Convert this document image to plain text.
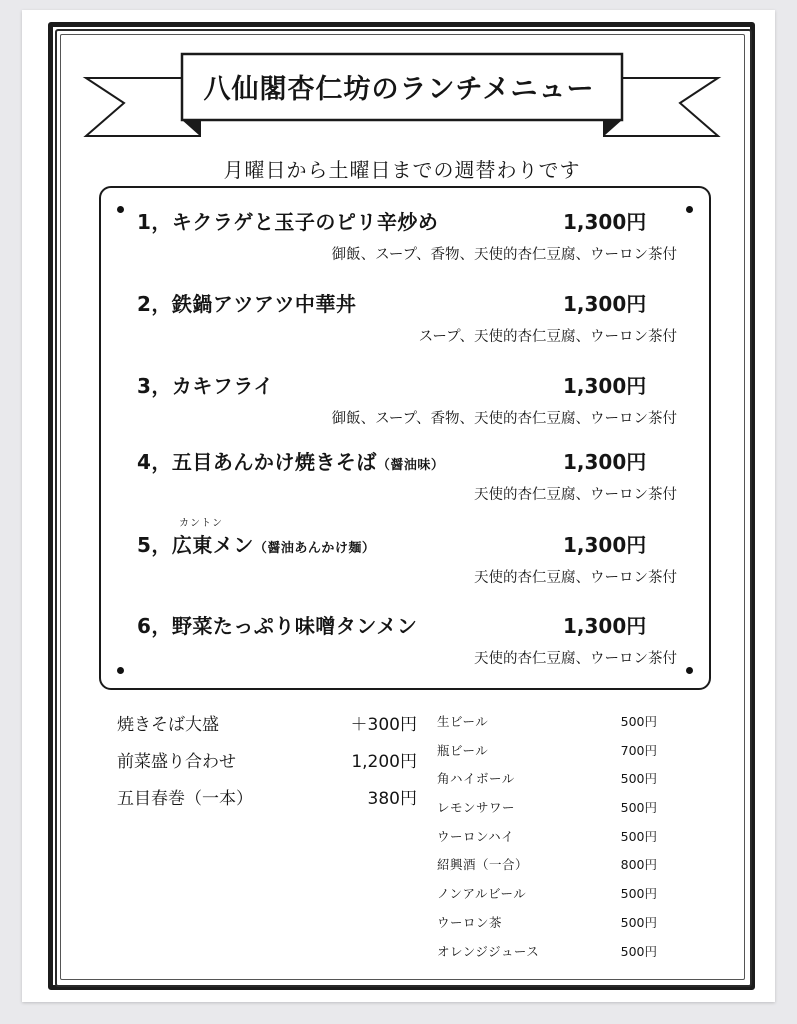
八仙閣杏仁坊のランチメニュー
月曜日から土曜日までの週替わりです
1，キクラゲと玉子のピリ辛炒め	1,300円
御飯、スープ、香物、天使的杏仁豆腐、ウーロン茶付
2，鉄鍋アツアツ中華丼	1,300円
スープ、天使的杏仁豆腐、ウーロン茶付
3，カキフライ	1,300円
御飯、スープ、香物、天使的杏仁豆腐、ウーロン茶付
4，五目あんかけ焼きそば（醤油味）	1,300円
天使的杏仁豆腐、ウーロン茶付
カントン
5，広東メン（醤油あんかけ麺）	1,300円
天使的杏仁豆腐、ウーロン茶付
6，野菜たっぷり味噌タンメン	1,300円
天使的杏仁豆腐、ウーロン茶付
焼きそば大盛	＋300円
前菜盛り合わせ	1,200円
五目春巻（一本）	380円
生ビール	500円
瓶ビール	700円
角ハイボール	500円
レモンサワー	500円
ウーロンハイ	500円
紹興酒（一合）	800円
ノンアルビール	500円
ウーロン茶	500円
オレンジジュース	500円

# [Stated goal]
Output the records above exactly as they are, leaving out the pictures.

# [Exercise response]
Convert this document image to plain text.
八仙閣杏仁坊のランチメニュー
月曜日から土曜日までの週替わりです
1，キクラゲと玉子のピリ辛炒め	1,300円
御飯、スープ、香物、天使的杏仁豆腐、ウーロン茶付
2，鉄鍋アツアツ中華丼	1,300円
スープ、天使的杏仁豆腐、ウーロン茶付
3，カキフライ	1,300円
御飯、スープ、香物、天使的杏仁豆腐、ウーロン茶付
4，五目あんかけ焼きそば（醤油味）	1,300円
天使的杏仁豆腐、ウーロン茶付
カントン
5，広東メン（醤油あんかけ麺）	1,300円
天使的杏仁豆腐、ウーロン茶付
6，野菜たっぷり味噌タンメン	1,300円
天使的杏仁豆腐、ウーロン茶付
焼きそば大盛	＋300円
前菜盛り合わせ	1,200円
五目春巻（一本）	380円
生ビール	500円
瓶ビール	700円
角ハイボール	500円
レモンサワー	500円
ウーロンハイ	500円
紹興酒（一合）	800円
ノンアルビール	500円
ウーロン茶	500円
オレンジジュース	500円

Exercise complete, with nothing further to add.